**RECORD EXCERPTS**.

__________

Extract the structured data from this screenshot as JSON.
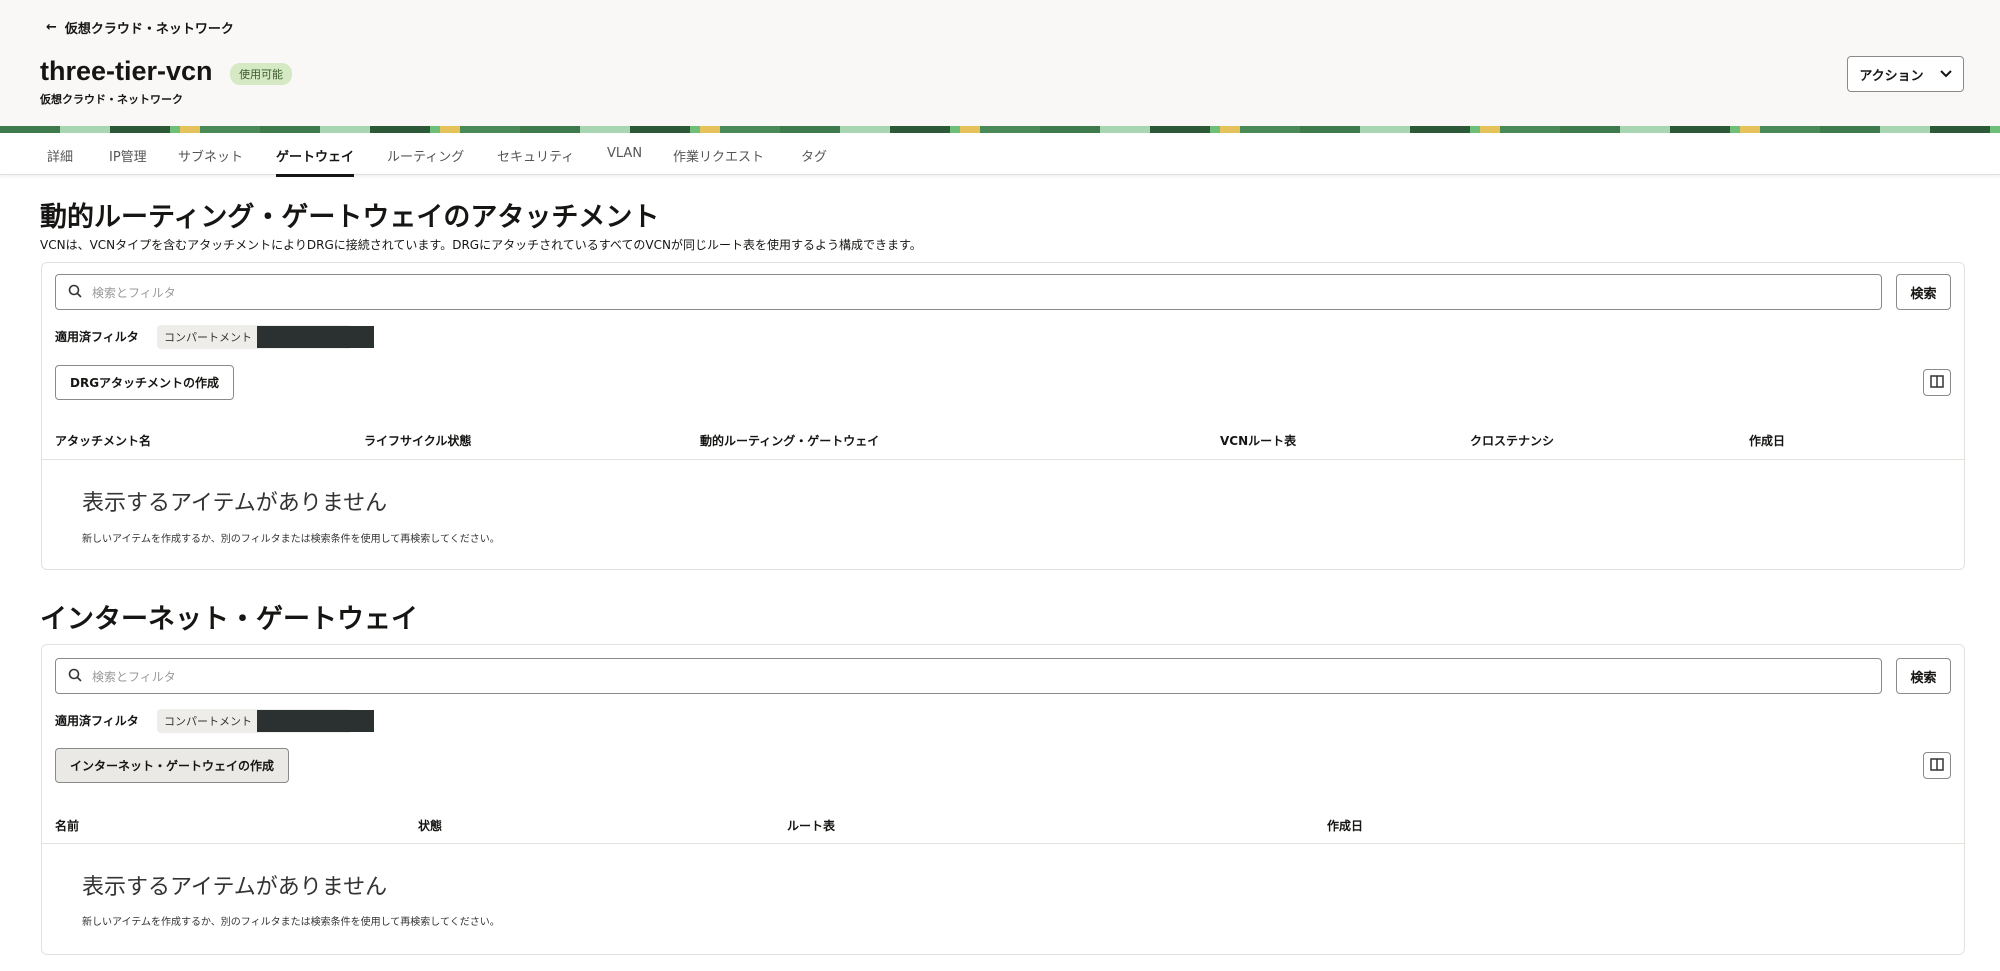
{
  "header": {
    "back_label": "仮想クラウド・ネットワーク",
    "title": "three-tier-vcn",
    "status": "使用可能",
    "subtitle": "仮想クラウド・ネットワーク",
    "actions_label": "アクション"
  },
  "tabs": [
    "詳細",
    "IP管理",
    "サブネット",
    "ゲートウェイ",
    "ルーティング",
    "セキュリティ",
    "VLAN",
    "作業リクエスト",
    "タグ"
  ],
  "drg": {
    "heading": "動的ルーティング・ゲートウェイのアタッチメント",
    "description": "VCNは、VCNタイプを含むアタッチメントによりDRGに接続されています。DRGにアタッチされているすべてのVCNが同じルート表を使用するよう構成できます。",
    "search_placeholder": "検索とフィルタ",
    "search_button": "検索",
    "applied_filter_label": "適用済フィルタ",
    "filter_chip": "コンパートメント",
    "create_button": "DRGアタッチメントの作成",
    "columns": [
      "アタッチメント名",
      "ライフサイクル状態",
      "動的ルーティング・ゲートウェイ",
      "VCNルート表",
      "クロステナンシ",
      "作成日"
    ],
    "empty_title": "表示するアイテムがありません",
    "empty_desc": "新しいアイテムを作成するか、別のフィルタまたは検索条件を使用して再検索してください。"
  },
  "igw": {
    "heading": "インターネット・ゲートウェイ",
    "search_placeholder": "検索とフィルタ",
    "search_button": "検索",
    "applied_filter_label": "適用済フィルタ",
    "filter_chip": "コンパートメント",
    "create_button": "インターネット・ゲートウェイの作成",
    "columns": [
      "名前",
      "状態",
      "ルート表",
      "作成日"
    ],
    "empty_title": "表示するアイテムがありません",
    "empty_desc": "新しいアイテムを作成するか、別のフィルタまたは検索条件を使用して再検索してください。"
  }
}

__________

**WHAT YOU HAVE TO DO**. The records above must be printed exactly; the pictures stay out.

**RESPONSE**.
Extract the structured data from this screenshot as JSON.
{
  "header": {
    "back_label": "仮想クラウド・ネットワーク",
    "title": "three-tier-vcn",
    "status": "使用可能",
    "subtitle": "仮想クラウド・ネットワーク",
    "actions_label": "アクション"
  },
  "tabs": [
    "詳細",
    "IP管理",
    "サブネット",
    "ゲートウェイ",
    "ルーティング",
    "セキュリティ",
    "VLAN",
    "作業リクエスト",
    "タグ"
  ],
  "drg": {
    "heading": "動的ルーティング・ゲートウェイのアタッチメント",
    "description": "VCNは、VCNタイプを含むアタッチメントによりDRGに接続されています。DRGにアタッチされているすべてのVCNが同じルート表を使用するよう構成できます。",
    "search_placeholder": "検索とフィルタ",
    "search_button": "検索",
    "applied_filter_label": "適用済フィルタ",
    "filter_chip": "コンパートメント",
    "create_button": "DRGアタッチメントの作成",
    "columns": [
      "アタッチメント名",
      "ライフサイクル状態",
      "動的ルーティング・ゲートウェイ",
      "VCNルート表",
      "クロステナンシ",
      "作成日"
    ],
    "empty_title": "表示するアイテムがありません",
    "empty_desc": "新しいアイテムを作成するか、別のフィルタまたは検索条件を使用して再検索してください。"
  },
  "igw": {
    "heading": "インターネット・ゲートウェイ",
    "search_placeholder": "検索とフィルタ",
    "search_button": "検索",
    "applied_filter_label": "適用済フィルタ",
    "filter_chip": "コンパートメント",
    "create_button": "インターネット・ゲートウェイの作成",
    "columns": [
      "名前",
      "状態",
      "ルート表",
      "作成日"
    ],
    "empty_title": "表示するアイテムがありません",
    "empty_desc": "新しいアイテムを作成するか、別のフィルタまたは検索条件を使用して再検索してください。"
  }
}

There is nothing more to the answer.